Dataset entries:
━━━━━━

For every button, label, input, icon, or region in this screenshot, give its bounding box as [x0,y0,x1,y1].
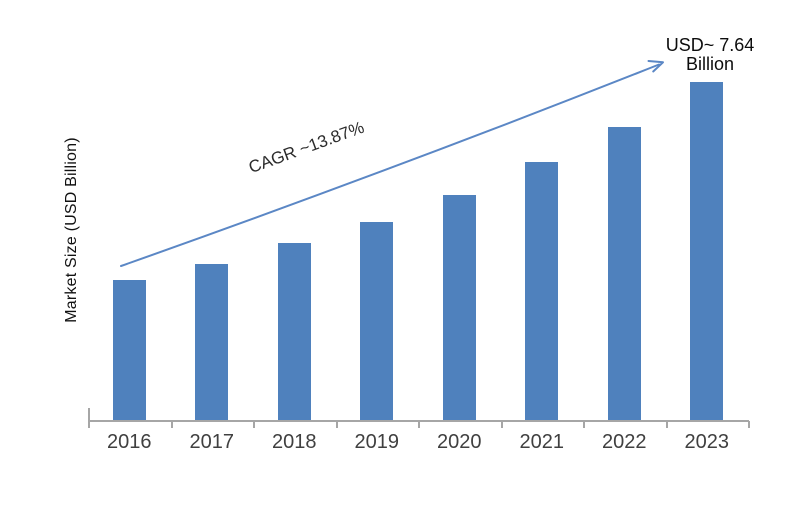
bar-2021 [525,162,559,420]
bar-2018 [277,243,311,420]
x-axis-tick [665,421,668,428]
x-axis-tick [88,421,90,428]
endpoint-value-line2: Billion [685,54,735,74]
endpoint-value-line1: USD~ 7.64 [665,35,755,55]
x-axis-tick [418,421,420,428]
x-axis-tick [170,421,173,428]
x-axis-label-2021: 2021 [519,431,565,453]
x-axis-label-2022: 2022 [602,431,647,453]
plot-area [88,60,748,420]
bar-2020 [442,194,476,420]
bar-2016 [112,280,146,420]
y-axis-line [88,408,90,420]
x-axis-label-2019: 2019 [354,431,400,453]
x-axis-label-2017: 2017 [189,431,235,453]
bar-2022 [607,127,641,420]
x-axis-tick [748,421,750,428]
x-axis-tick [253,421,255,428]
x-axis-label-2020: 2020 [437,431,482,453]
bar-2017 [195,263,229,420]
x-axis-tick [583,421,585,428]
endpoint-value-annotation: USD~ 7.64 Billion [658,36,762,74]
bar-2019 [360,221,394,420]
bar-2023 [690,82,724,420]
y-axis-title: Market Size (USD Billion) [63,137,80,323]
x-axis-label-2016: 2016 [107,431,152,453]
x-axis-label-2023: 2023 [684,431,730,453]
x-axis-label-2018: 2018 [272,431,317,453]
x-axis-tick [335,421,338,428]
x-axis-tick [500,421,503,428]
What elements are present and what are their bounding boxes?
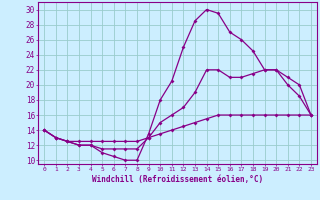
X-axis label: Windchill (Refroidissement éolien,°C): Windchill (Refroidissement éolien,°C) xyxy=(92,175,263,184)
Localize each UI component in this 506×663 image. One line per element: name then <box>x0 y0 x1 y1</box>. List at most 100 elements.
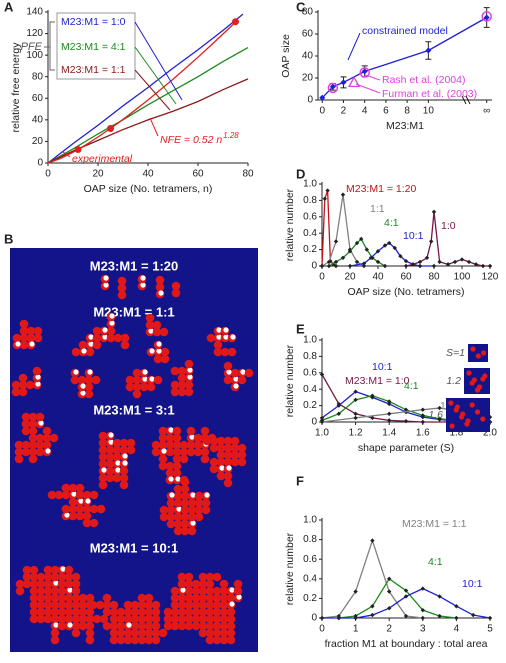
particle-edge <box>236 594 242 600</box>
particle <box>172 426 182 436</box>
particle <box>71 628 81 638</box>
particle <box>201 505 211 515</box>
particle <box>14 454 24 464</box>
particle <box>163 621 173 631</box>
particle <box>68 483 78 493</box>
point <box>353 589 358 594</box>
particle <box>85 347 95 357</box>
particle-edge <box>230 334 236 340</box>
particle <box>177 593 187 603</box>
particle <box>15 579 25 589</box>
particle <box>179 440 189 450</box>
particle-edge <box>168 476 174 482</box>
particle <box>120 333 130 343</box>
particle <box>165 433 175 443</box>
point <box>336 411 341 416</box>
particle <box>98 459 108 469</box>
point <box>387 576 392 581</box>
particle <box>186 426 196 436</box>
particle <box>84 382 94 392</box>
particle <box>165 468 175 478</box>
particle <box>179 454 189 464</box>
particle-edge <box>223 327 229 333</box>
x-tick-label: ∞ <box>483 106 490 117</box>
particle <box>42 433 52 443</box>
particle <box>151 600 161 610</box>
particle <box>205 572 215 582</box>
x-tick-label: 80 <box>428 272 440 283</box>
point <box>370 538 375 543</box>
series-label: M23:M1 = 1:0 <box>61 16 126 28</box>
inset-label: S=1 <box>446 347 465 359</box>
particle <box>78 614 88 624</box>
particle <box>172 447 182 457</box>
series-label: 4:1 <box>428 556 443 568</box>
point <box>329 83 336 90</box>
particle <box>187 512 197 522</box>
leader-line <box>364 74 381 81</box>
particle <box>14 447 24 457</box>
y-tick-label: 0.8 <box>303 195 317 206</box>
point <box>487 615 493 621</box>
particle-edge <box>126 622 132 628</box>
series-label: 10:1 <box>462 578 483 590</box>
x-tick-label: 8 <box>404 106 410 117</box>
particle-edge <box>53 580 59 586</box>
particle <box>19 319 29 329</box>
particle <box>28 447 38 457</box>
particle <box>123 600 133 610</box>
particle <box>64 607 74 617</box>
particle <box>180 477 190 487</box>
particle <box>25 380 35 390</box>
particle <box>151 614 161 624</box>
particle <box>152 327 162 337</box>
particle <box>137 607 147 617</box>
particle <box>130 600 140 610</box>
particle <box>194 512 204 522</box>
particle <box>43 614 53 624</box>
particle <box>109 600 119 610</box>
particle <box>105 466 115 476</box>
panel-letter: E <box>296 321 305 336</box>
particle <box>29 600 39 610</box>
point <box>354 240 360 246</box>
point <box>387 399 392 404</box>
particle <box>159 327 169 337</box>
x-tick-label: 100 <box>454 272 471 283</box>
particle-edge <box>67 587 73 593</box>
particle <box>21 447 31 457</box>
bracket <box>44 21 55 71</box>
particle <box>77 375 87 385</box>
particle <box>155 275 165 285</box>
point <box>403 258 409 264</box>
particle <box>177 579 187 589</box>
particle <box>151 440 161 450</box>
particle <box>180 505 190 515</box>
particle <box>123 614 133 624</box>
y-tick-label: 0 <box>307 95 313 106</box>
leader-line <box>134 46 177 105</box>
particle-edge <box>71 491 77 497</box>
particle <box>163 614 173 624</box>
particle <box>29 572 39 582</box>
particle-edge <box>122 460 128 466</box>
particle <box>92 614 102 624</box>
particle <box>75 511 85 521</box>
particle <box>201 498 211 508</box>
particle <box>35 447 45 457</box>
point <box>420 407 425 412</box>
particle <box>57 586 67 596</box>
particle <box>61 483 71 493</box>
particle <box>125 375 135 385</box>
particle <box>151 607 161 617</box>
point <box>387 418 392 423</box>
particle <box>109 607 119 617</box>
particle <box>84 389 94 399</box>
particle <box>12 333 22 343</box>
point <box>487 263 493 269</box>
point <box>370 415 375 421</box>
particle <box>64 579 74 589</box>
point <box>403 594 409 599</box>
particle-edge <box>29 341 35 347</box>
x-axis-label: OAP size (No. tetramers, n) <box>84 183 213 195</box>
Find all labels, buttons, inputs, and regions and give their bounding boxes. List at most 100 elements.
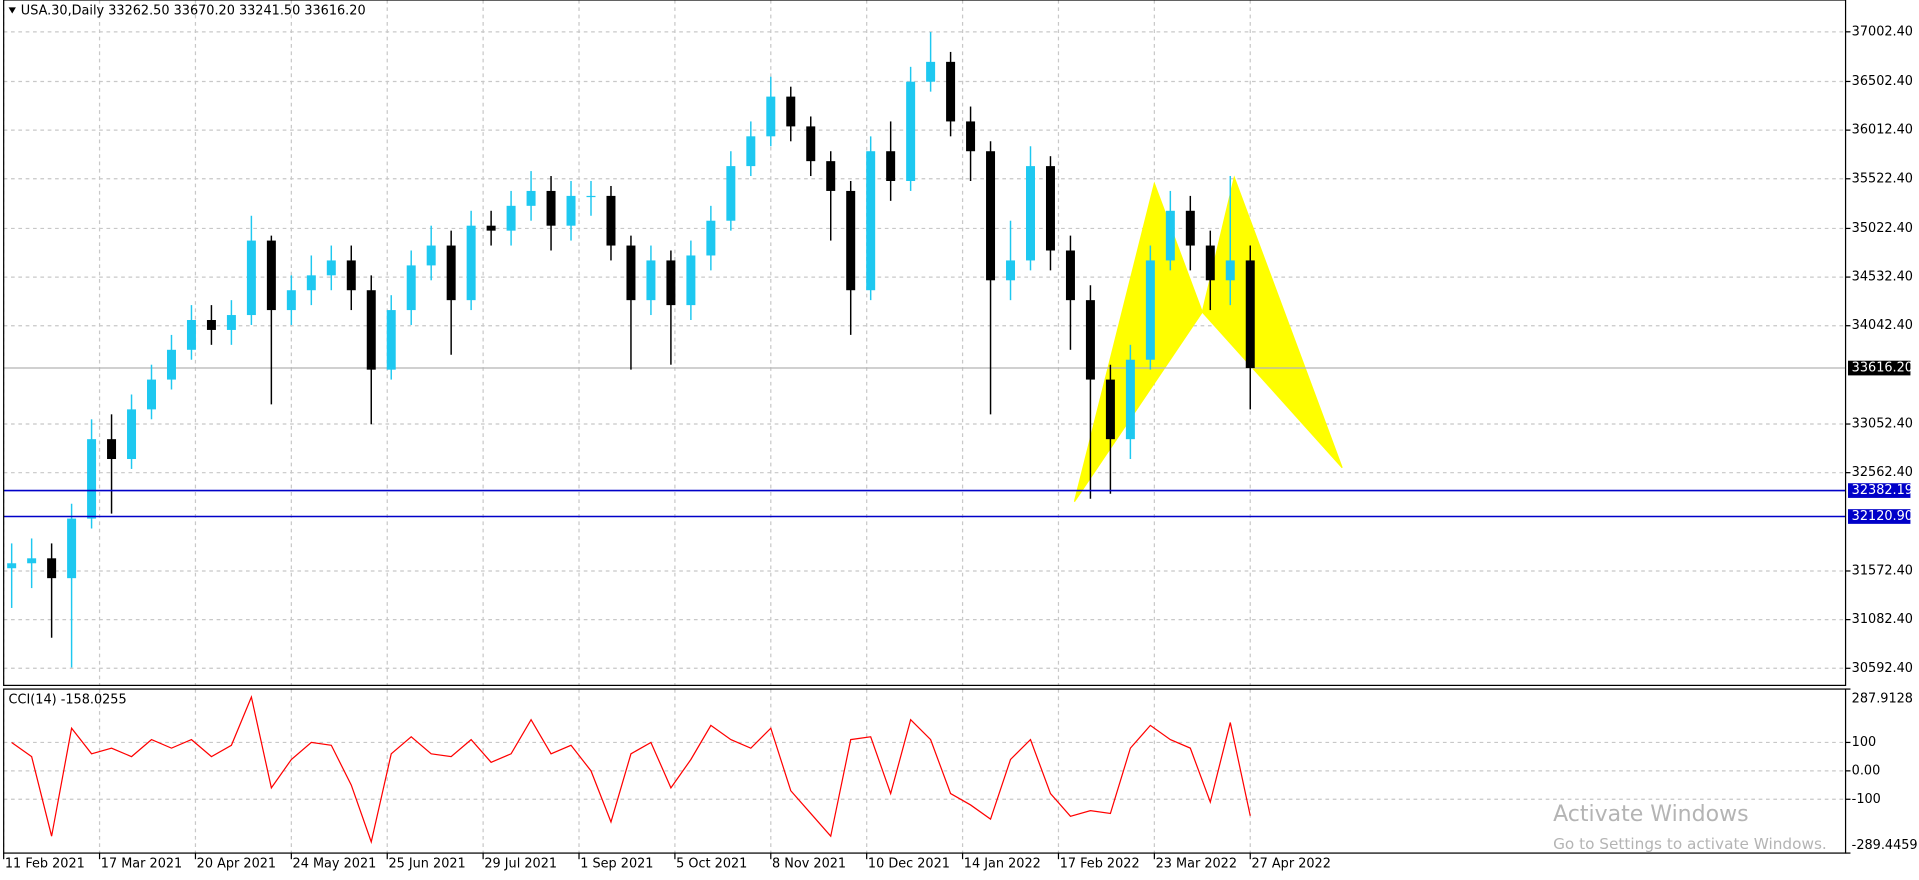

━━━━━━

Problem details:
Retype all of the entries above line for line, without changing anything, and leave the pictures out of your copy.

Written solution:
For every button, label, input, icon, or region in this screenshot, give its bounding box as [x0,y0,x1,y1].
bar-2021 [525,162,559,420]
bar-2018 [277,243,311,420]
x-axis-tick [665,421,668,428]
x-axis-tick [88,421,90,428]
endpoint-value-line2: Billion [685,54,735,74]
endpoint-value-line1: USD~ 7.64 [665,35,755,55]
x-axis-tick [418,421,420,428]
x-axis-tick [170,421,173,428]
x-axis-label-2021: 2021 [519,431,565,453]
x-axis-label-2022: 2022 [602,431,647,453]
plot-area [88,60,748,420]
bar-2020 [442,194,476,420]
bar-2016 [112,280,146,420]
y-axis-line [88,408,90,420]
x-axis-label-2019: 2019 [354,431,400,453]
x-axis-label-2017: 2017 [189,431,235,453]
bar-2022 [607,127,641,420]
x-axis-tick [748,421,750,428]
x-axis-tick [253,421,255,428]
x-axis-label-2020: 2020 [437,431,482,453]
bar-2017 [195,263,229,420]
x-axis-tick [583,421,585,428]
endpoint-value-annotation: USD~ 7.64 Billion [658,36,762,74]
bar-2019 [360,221,394,420]
bar-2023 [690,82,724,420]
y-axis-title: Market Size (USD Billion) [63,137,80,323]
x-axis-label-2016: 2016 [107,431,152,453]
x-axis-label-2023: 2023 [684,431,730,453]
x-axis-label-2018: 2018 [272,431,317,453]
x-axis-tick [335,421,338,428]
x-axis-tick [500,421,503,428]
What elements are present and what are their bounding boxes?
X-axis label: Windchill (Refroidissement éolien,°C): Windchill (Refroidissement éolien,°C) xyxy=(92,175,263,184)
Localize each UI component in this 506×663 image. One line per element: name then <box>x0 y0 x1 y1</box>. List at most 100 elements.
particle-edge <box>236 594 242 600</box>
particle <box>172 426 182 436</box>
particle <box>71 628 81 638</box>
particle <box>201 505 211 515</box>
particle <box>14 454 24 464</box>
particle <box>163 621 173 631</box>
particle <box>68 483 78 493</box>
point <box>353 589 358 594</box>
particle <box>85 347 95 357</box>
particle-edge <box>230 334 236 340</box>
particle <box>177 593 187 603</box>
particle <box>15 579 25 589</box>
particle <box>179 440 189 450</box>
particle-edge <box>168 476 174 482</box>
particle <box>120 333 130 343</box>
particle <box>165 433 175 443</box>
point <box>336 411 341 416</box>
particle <box>98 459 108 469</box>
point <box>387 576 392 581</box>
particle <box>186 426 196 436</box>
particle <box>84 382 94 392</box>
particle <box>165 468 175 478</box>
particle <box>179 454 189 464</box>
particle-edge <box>223 327 229 333</box>
x-tick-label: ∞ <box>483 106 490 117</box>
particle <box>42 433 52 443</box>
particle <box>151 600 161 610</box>
particle <box>205 572 215 582</box>
x-tick-label: 80 <box>428 272 440 283</box>
point <box>370 538 375 543</box>
series-label: M23:M1 = 1:0 <box>61 16 126 28</box>
inset-label: S=1 <box>446 347 465 359</box>
particle <box>78 614 88 624</box>
particle <box>172 447 182 457</box>
series-label: 4:1 <box>428 556 443 568</box>
point <box>329 83 336 90</box>
particle <box>187 512 197 522</box>
leader-line <box>364 74 381 81</box>
particle <box>14 447 24 457</box>
y-tick-label: 0.8 <box>303 195 317 206</box>
point <box>487 615 493 621</box>
particle-edge <box>126 622 132 628</box>
series-label: 10:1 <box>462 578 483 590</box>
x-tick-label: 8 <box>404 106 410 117</box>
particle-edge <box>53 580 59 586</box>
particle <box>19 319 29 329</box>
particle <box>28 447 38 457</box>
particle <box>123 600 133 610</box>
particle <box>64 607 74 617</box>
particle <box>180 477 190 487</box>
particle <box>25 380 35 390</box>
particle <box>151 614 161 624</box>
particle <box>152 327 162 337</box>
particle <box>137 607 147 617</box>
particle <box>130 600 140 610</box>
particle <box>194 512 204 522</box>
particle <box>43 614 53 624</box>
particle <box>109 600 119 610</box>
particle <box>105 466 115 476</box>
panel-letter: E <box>296 321 305 336</box>
particle <box>29 600 39 610</box>
point <box>354 240 360 246</box>
point <box>387 399 392 404</box>
particle <box>159 327 169 337</box>
x-tick-label: 100 <box>454 272 471 283</box>
particle-edge <box>67 587 73 593</box>
particle <box>21 447 31 457</box>
bracket <box>44 21 55 71</box>
particle <box>77 375 87 385</box>
particle <box>155 275 165 285</box>
point <box>403 258 409 264</box>
particle <box>177 579 187 589</box>
particle <box>151 440 161 450</box>
particle <box>180 505 190 515</box>
particle <box>123 614 133 624</box>
y-tick-label: 0 <box>307 95 313 106</box>
leader-line <box>134 46 177 105</box>
particle-edge <box>71 491 77 497</box>
particle <box>163 614 173 624</box>
particle <box>29 572 39 582</box>
particle-edge <box>122 460 128 466</box>
particle <box>92 614 102 624</box>
particle <box>75 511 85 521</box>
particle <box>201 498 211 508</box>
particle <box>35 447 45 457</box>
point <box>420 407 425 412</box>
particle <box>57 586 67 596</box>
particle <box>61 483 71 493</box>
particle <box>125 375 135 385</box>
particle <box>151 607 161 617</box>
point <box>387 418 392 423</box>
particle <box>109 607 119 617</box>
particle <box>84 389 94 399</box>
particle <box>12 333 22 343</box>
point <box>487 263 493 269</box>
point <box>370 415 375 421</box>
particle <box>64 579 74 589</box>
point <box>403 594 409 599</box>
particle-edge <box>29 341 35 347</box>
x-axis-label: OAP size (No. tetramers, n) <box>84 183 213 195</box>
Find all labels, buttons, inputs, and regions and give their bounding boxes. List at most 100 elements.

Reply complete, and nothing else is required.